• **PROBLEM DESCRIPTION**:
Only the number is wanted: how many lines contain the string "fertilization"?

============

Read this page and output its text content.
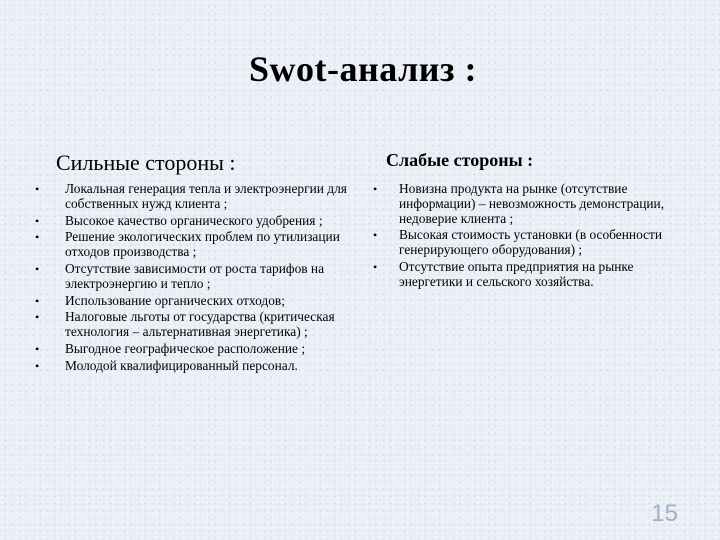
Swot-анализ :
Сильные стороны :	Слабые стороны :
• Локальная генерация тепла и электроэнергии для собственных нужд клиента ;
• Высокое качество органического удобрения ;
• Решение экологических проблем по утилизации отходов производства ;
• Отсутствие зависимости от роста тарифов на электроэнергию и тепло ;
• Использование органических отходов;
• Налоговые льготы от государства (критическая технология – альтернативная энергетика) ;
• Выгодное географическое расположение ;
• Молодой квалифицированный персонал.
• Новизна продукта на рынке (отсутствие информации) – невозможность демонстрации, недоверие клиента ;
• Высокая стоимость установки (в особенности генерирующего оборудования) ;
• Отсутствие опыта предприятия на рынке энергетики и сельского хозяйства.
15
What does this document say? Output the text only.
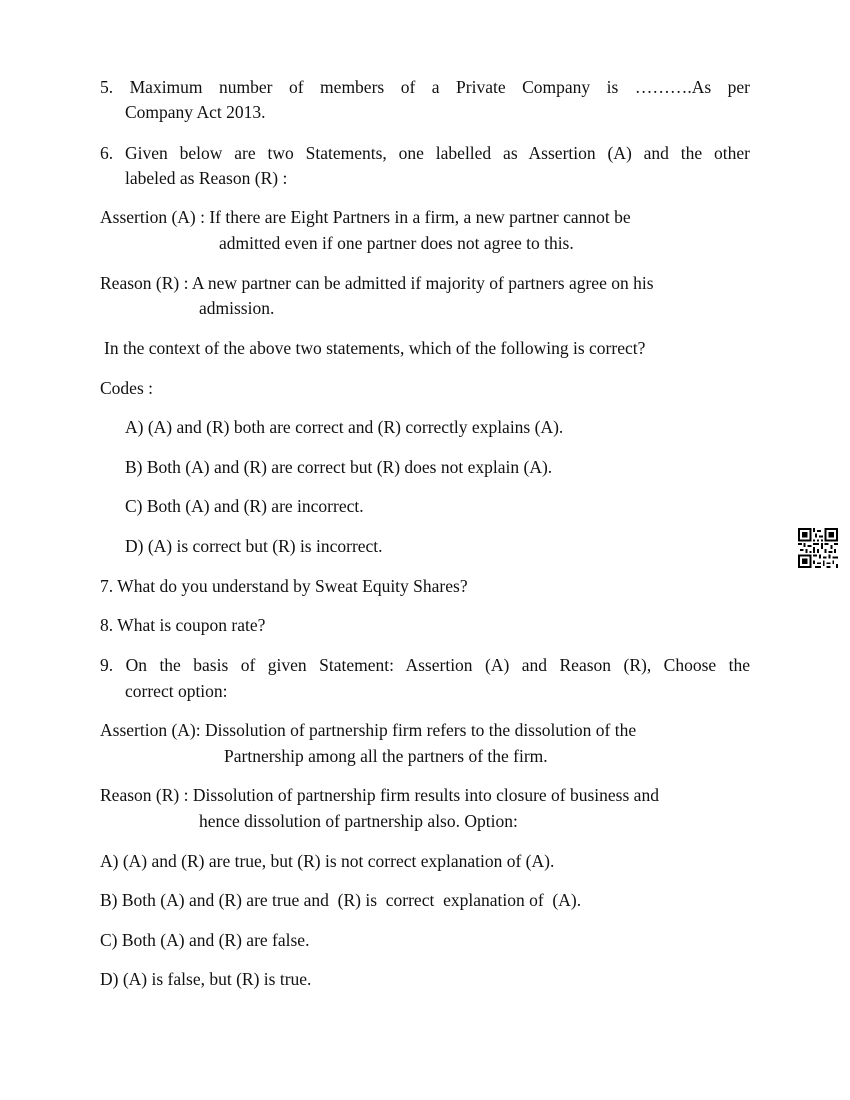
5. Maximum number of members of a Private Company is ……….As per
Company Act 2013.
6. Given below are two Statements, one labelled as Assertion (A) and the other
labeled as Reason (R) :
Assertion (A) : If there are Eight Partners in a firm, a new partner cannot be
admitted even if one partner does not agree to this.
Reason (R) : A new partner can be admitted if majority of partners agree on his
admission.
In the context of the above two statements, which of the following is correct?
Codes :
A) (A) and (R) both are correct and (R) correctly explains (A).
B) Both (A) and (R) are correct but (R) does not explain (A).
C) Both (A) and (R) are incorrect.
D) (A) is correct but (R) is incorrect.
7. What do you understand by Sweat Equity Shares?
8. What is coupon rate?
9. On the basis of given Statement: Assertion (A) and Reason (R), Choose the
correct option:
Assertion (A): Dissolution of partnership firm refers to the dissolution of the
Partnership among all the partners of the firm.
Reason (R) : Dissolution of partnership firm results into closure of business and
hence dissolution of partnership also. Option:
A) (A) and (R) are true, but (R) is not correct explanation of (A).
B) Both (A) and (R) are true and  (R) is  correct  explanation of  (A).
C) Both (A) and (R) are false.
D) (A) is false, but (R) is true.
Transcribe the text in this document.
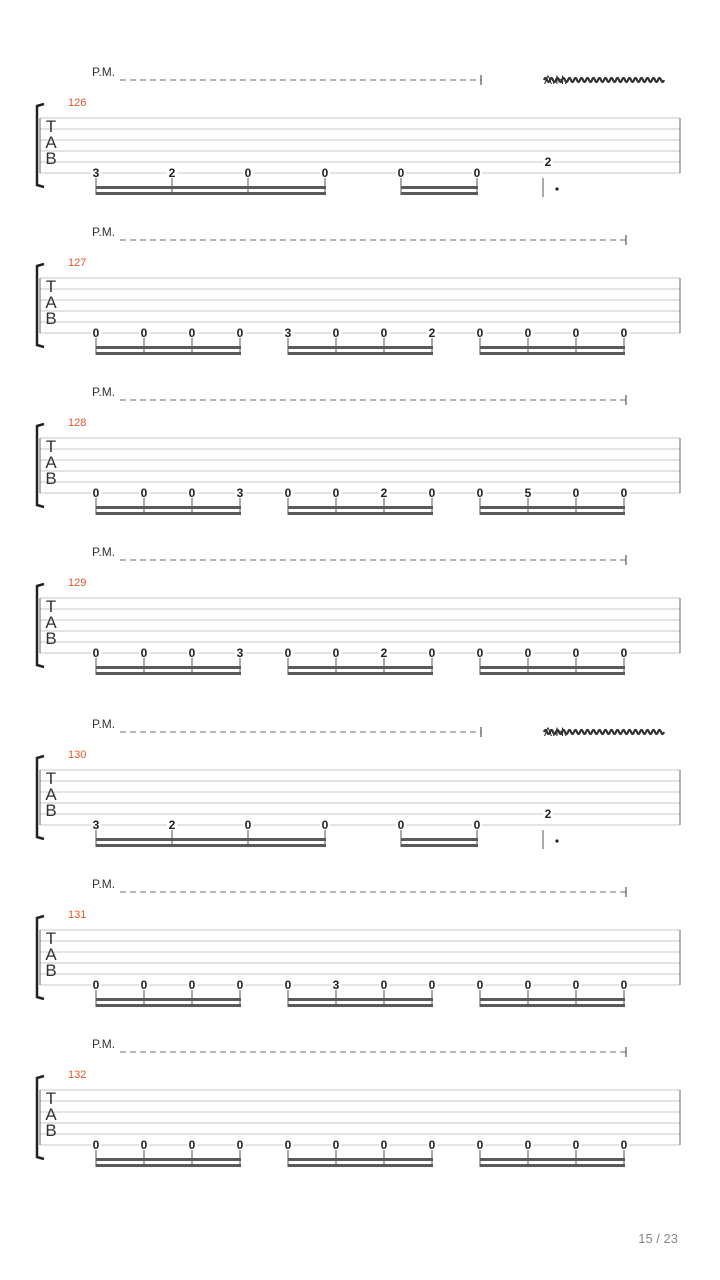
P.M.
A.H.
126
T
A
B
3	2	0	0	0	0
2
P.M.
127
T
A
B
0	0	0	0	3	0	0	2	0	0	0	0
P.M.
128
T
A
B
0	0	0	3	0	0	2	0	0	5	0	0
P.M.
129
T
A
B
0	0	0	3	0	0	2	0	0	0	0	0
P.M.
A.H.
130
T
A
B
3	2	0	0	0	0
2
P.M.
131
T
A
B
0	0	0	0	0	3	0	0	0	0	0	0
P.M.
132
T
A
B
0	0	0	0	0	0	0	0	0	0	0	0
15 / 23
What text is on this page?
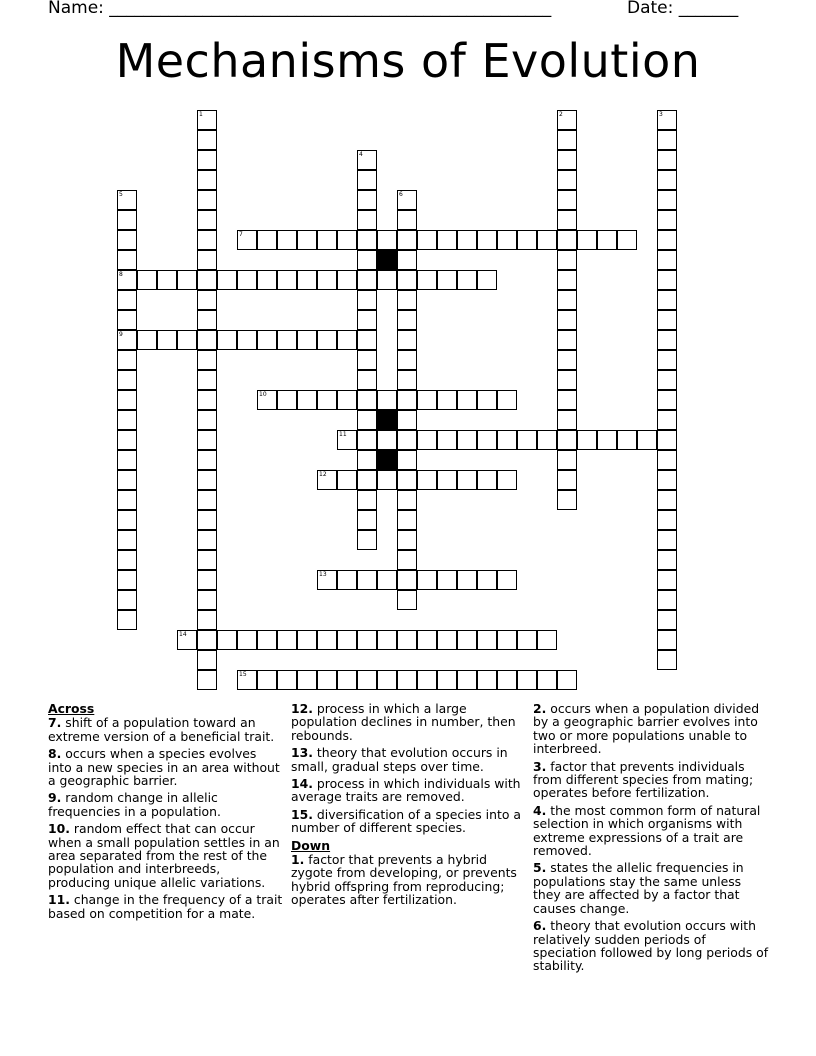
Name: ____________________________________________________	Date: _______
Mechanisms of Evolution
7
8
9
10
11
12
13
14
15
1	2	3
4
5	6
Across
7. shift of a population toward an extreme version of a beneficial trait.
8. occurs when a species evolves into a new species in an area without a geographic barrier.
9. random change in allelic frequencies in a population.
10. random effect that can occur when a small population settles in an area separated from the rest of the population and interbreeds, producing unique allelic variations.
11. change in the frequency of a trait based on competition for a mate.
12. process in which a large population declines in number, then rebounds.
13. theory that evolution occurs in small, gradual steps over time.
14. process in which individuals with average traits are removed.
15. diversification of a species into a number of different species.
Down
1. factor that prevents a hybrid zygote from developing, or prevents hybrid offspring from reproducing; operates after fertilization.
2. occurs when a population divided by a geographic barrier evolves into two or more populations unable to interbreed.
3. factor that prevents individuals from different species from mating; operates before fertilization.
4. the most common form of natural selection in which organisms with extreme expressions of a trait are removed.
5. states the allelic frequencies in populations stay the same unless they are affected by a factor that causes change.
6. theory that evolution occurs with relatively sudden periods of speciation followed by long periods of stability.
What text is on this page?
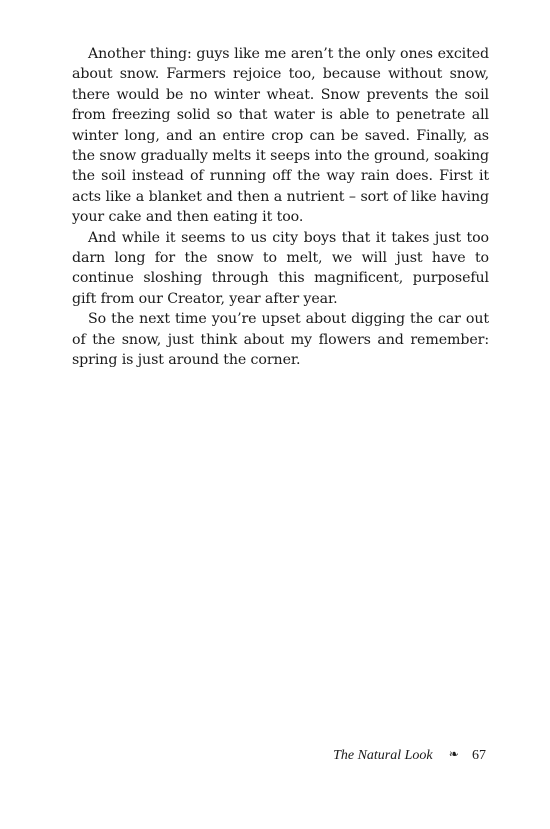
Another thing: guys like me aren’t the only ones excited about snow. Farmers rejoice too, because without snow, there would be no winter wheat. Snow prevents the soil from freezing solid so that water is able to penetrate all winter long, and an entire crop can be saved. Finally, as the snow gradually melts it seeps into the ground, soaking the soil instead of running off the way rain does. First it acts like a blanket and then a nutrient – sort of like having your cake and then eating it too.

And while it seems to us city boys that it takes just too darn long for the snow to melt, we will just have to continue sloshing through this magnificent, purposeful gift from our Creator, year after year.

So the next time you’re upset about digging the car out of the snow, just think about my flowers and remember: spring is just around the corner.

The Natural Look ❧ 67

============

• **SOLUTION TO THIS EXERCISE**:
2